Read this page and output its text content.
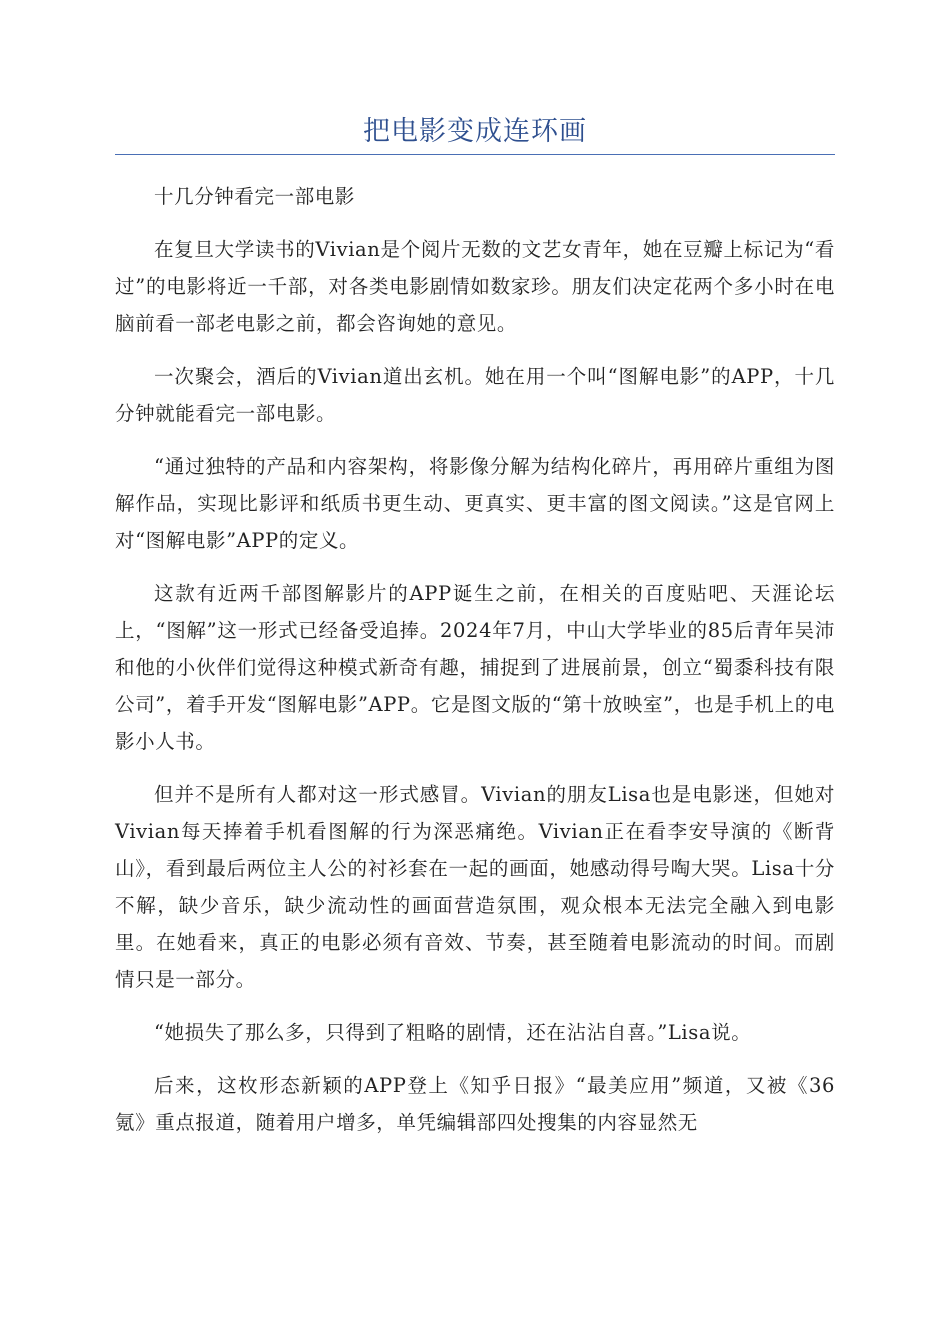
把电影变成连环画

十几分钟看完一部电影

在复旦大学读书的Vivian是个阅片无数的文艺女青年，她在豆瓣上标记为“看过”的电影将近一千部，对各类电影剧情如数家珍。朋友们决定花两个多小时在电脑前看一部老电影之前，都会咨询她的意见。

一次聚会，酒后的Vivian道出玄机。她在用一个叫“图解电影”的APP，十几分钟就能看完一部电影。

“通过独特的产品和内容架构，将影像分解为结构化碎片，再用碎片重组为图解作品，实现比影评和纸质书更生动、更真实、更丰富的图文阅读。”这是官网上对“图解电影”APP的定义。

这款有近两千部图解影片的APP诞生之前，在相关的百度贴吧、天涯论坛上，“图解”这一形式已经备受追捧。2024年7月，中山大学毕业的85后青年吴沛和他的小伙伴们觉得这种模式新奇有趣，捕捉到了进展前景，创立“蜀黍科技有限公司”，着手开发“图解电影”APP。它是图文版的“第十放映室”，也是手机上的电影小人书。

但并不是所有人都对这一形式感冒。Vivian的朋友Lisa也是电影迷，但她对Vivian每天捧着手机看图解的行为深恶痛绝。Vivian正在看李安导演的《断背山》，看到最后两位主人公的衬衫套在一起的画面，她感动得号啕大哭。Lisa十分不解，缺少音乐，缺少流动性的画面营造氛围，观众根本无法完全融入到电影里。在她看来，真正的电影必须有音效、节奏，甚至随着电影流动的时间。而剧情只是一部分。

“她损失了那么多，只得到了粗略的剧情，还在沾沾自喜。”Lisa说。

后来，这枚形态新颖的APP登上《知乎日报》“最美应用”频道，又被《36氪》重点报道，随着用户增多，单凭编辑部四处搜集的内容显然无
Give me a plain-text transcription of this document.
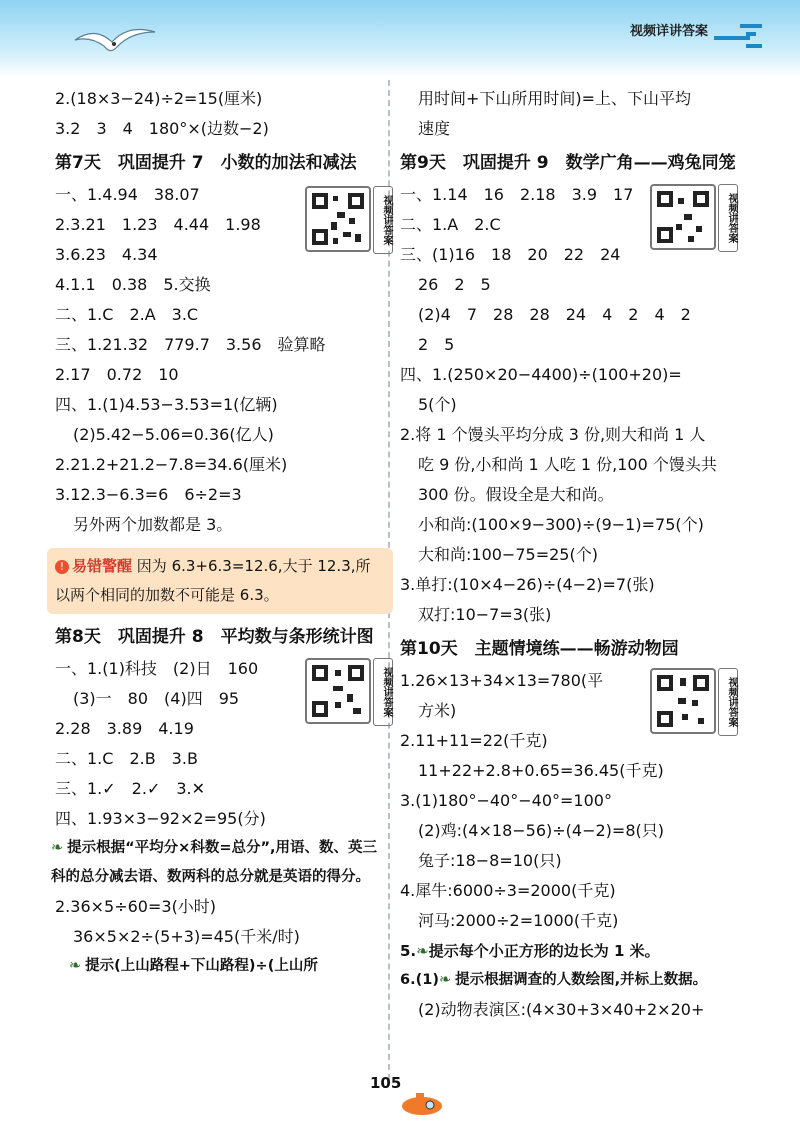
视频详讲答案
2.(18×3−24)÷2=15(厘米)
3.2　3　4　180°×(边数−2)
第7天　巩固提升 7　小数的加法和减法
视频讲答案
一、1.4.94　38.07
2.3.21　1.23　4.44　1.98
3.6.23　4.34
4.1.1　0.38　5.交换
二、1.C　2.A　3.C
三、1.21.32　779.7　3.56　验算略
2.17　0.72　10
四、1.(1)4.53−3.53=1(亿辆)
(2)5.42−5.06=0.36(亿人)
2.21.2+21.2−7.8=34.6(厘米)
3.12.3−6.3=6　6÷2=3
另外两个加数都是 3。
! 易错警醒 因为 6.3+6.3=12.6,大于 12.3,所以两个相同的加数不可能是 6.3。
第8天　巩固提升 8　平均数与条形统计图
视频讲答案
一、1.(1)科技　(2)日　160
(3)一　80　(4)四　95
2.28　3.89　4.19
二、1.C　2.B　3.B
三、1.✓　2.✓　3.✕
四、1.93×3−92×2=95(分)
❧ 提示根据“平均分×科数=总分”,用语、数、英三科的总分减去语、数两科的总分就是英语的得分。
2.36×5÷60=3(小时)
36×5×2÷(5+3)=45(千米/时)
❧ 提示(上山路程+下山路程)÷(上山所
用时间+下山所用时间)=上、下山平均
速度
第9天　巩固提升 9　数学广角——鸡兔同笼
视频讲答案
一、1.14　16　2.18　3.9　17
二、1.A　2.C
三、(1)16　18　20　22　24
26　2　5
(2)4　7　28　28　24　4　2　4　2
2　5
四、1.(250×20−4400)÷(100+20)=
5(个)
2.将 1 个馒头平均分成 3 份,则大和尚 1 人
吃 9 份,小和尚 1 人吃 1 份,100 个馒头共
300 份。假设全是大和尚。
小和尚:(100×9−300)÷(9−1)=75(个)
大和尚:100−75=25(个)
3.单打:(10×4−26)÷(4−2)=7(张)
双打:10−7=3(张)
第10天　主题情境练——畅游动物园
视频讲答案
1.26×13+34×13=780(平
方米)
2.11+11=22(千克)
11+22+2.8+0.65=36.45(千克)
3.(1)180°−40°−40°=100°
(2)鸡:(4×18−56)÷(4−2)=8(只)
兔子:18−8=10(只)
4.犀牛:6000÷3=2000(千克)
河马:2000÷2=1000(千克)
5.❧提示每个小正方形的边长为 1 米。
6.(1)❧ 提示根据调查的人数绘图,并标上数据。
(2)动物表演区:(4×30+3×40+2×20+
105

■ Exercise goal
Leave out the pictures and copy every record above exactly.

■ Answer to the task
Read this page and output its text content.
把电影变成连环画

十几分钟看完一部电影

在复旦大学读书的Vivian是个阅片无数的文艺女青年，她在豆瓣上标记为“看过”的电影将近一千部，对各类电影剧情如数家珍。朋友们决定花两个多小时在电脑前看一部老电影之前，都会咨询她的意见。

一次聚会，酒后的Vivian道出玄机。她在用一个叫“图解电影”的APP，十几分钟就能看完一部电影。

“通过独特的产品和内容架构，将影像分解为结构化碎片，再用碎片重组为图解作品，实现比影评和纸质书更生动、更真实、更丰富的图文阅读。”这是官网上对“图解电影”APP的定义。

这款有近两千部图解影片的APP诞生之前，在相关的百度贴吧、天涯论坛上，“图解”这一形式已经备受追捧。2024年7月，中山大学毕业的85后青年吴沛和他的小伙伴们觉得这种模式新奇有趣，捕捉到了进展前景，创立“蜀黍科技有限公司”，着手开发“图解电影”APP。它是图文版的“第十放映室”，也是手机上的电影小人书。

但并不是所有人都对这一形式感冒。Vivian的朋友Lisa也是电影迷，但她对Vivian每天捧着手机看图解的行为深恶痛绝。Vivian正在看李安导演的《断背山》，看到最后两位主人公的衬衫套在一起的画面，她感动得号啕大哭。Lisa十分不解，缺少音乐，缺少流动性的画面营造氛围，观众根本无法完全融入到电影里。在她看来，真正的电影必须有音效、节奏，甚至随着电影流动的时间。而剧情只是一部分。

“她损失了那么多，只得到了粗略的剧情，还在沾沾自喜。”Lisa说。

后来，这枚形态新颖的APP登上《知乎日报》“最美应用”频道，又被《36氪》重点报道，随着用户增多，单凭编辑部四处搜集的内容显然无
Give me a plain-text transcription of this document.
视频详讲答案
2.(18×3−24)÷2=15(厘米)
3.2　3　4　180°×(边数−2)
第7天　巩固提升 7　小数的加法和减法
视频讲答案
一、1.4.94　38.07
2.3.21　1.23　4.44　1.98
3.6.23　4.34
4.1.1　0.38　5.交换
二、1.C　2.A　3.C
三、1.21.32　779.7　3.56　验算略
2.17　0.72　10
四、1.(1)4.53−3.53=1(亿辆)
(2)5.42−5.06=0.36(亿人)
2.21.2+21.2−7.8=34.6(厘米)
3.12.3−6.3=6　6÷2=3
另外两个加数都是 3。
! 易错警醒 因为 6.3+6.3=12.6,大于 12.3,所以两个相同的加数不可能是 6.3。
第8天　巩固提升 8　平均数与条形统计图
视频讲答案
一、1.(1)科技　(2)日　160
(3)一　80　(4)四　95
2.28　3.89　4.19
二、1.C　2.B　3.B
三、1.✓　2.✓　3.✕
四、1.93×3−92×2=95(分)
❧ 提示根据“平均分×科数=总分”,用语、数、英三科的总分减去语、数两科的总分就是英语的得分。
2.36×5÷60=3(小时)
36×5×2÷(5+3)=45(千米/时)
❧ 提示(上山路程+下山路程)÷(上山所
用时间+下山所用时间)=上、下山平均
速度
第9天　巩固提升 9　数学广角——鸡兔同笼
视频讲答案
一、1.14　16　2.18　3.9　17
二、1.A　2.C
三、(1)16　18　20　22　24
26　2　5
(2)4　7　28　28　24　4　2　4　2
2　5
四、1.(250×20−4400)÷(100+20)=
5(个)
2.将 1 个馒头平均分成 3 份,则大和尚 1 人
吃 9 份,小和尚 1 人吃 1 份,100 个馒头共
300 份。假设全是大和尚。
小和尚:(100×9−300)÷(9−1)=75(个)
大和尚:100−75=25(个)
3.单打:(10×4−26)÷(4−2)=7(张)
双打:10−7=3(张)
第10天　主题情境练——畅游动物园
视频讲答案
1.26×13+34×13=780(平
方米)
2.11+11=22(千克)
11+22+2.8+0.65=36.45(千克)
3.(1)180°−40°−40°=100°
(2)鸡:(4×18−56)÷(4−2)=8(只)
兔子:18−8=10(只)
4.犀牛:6000÷3=2000(千克)
河马:2000÷2=1000(千克)
5.❧提示每个小正方形的边长为 1 米。
6.(1)❧ 提示根据调查的人数绘图,并标上数据。
(2)动物表演区:(4×30+3×40+2×20+
105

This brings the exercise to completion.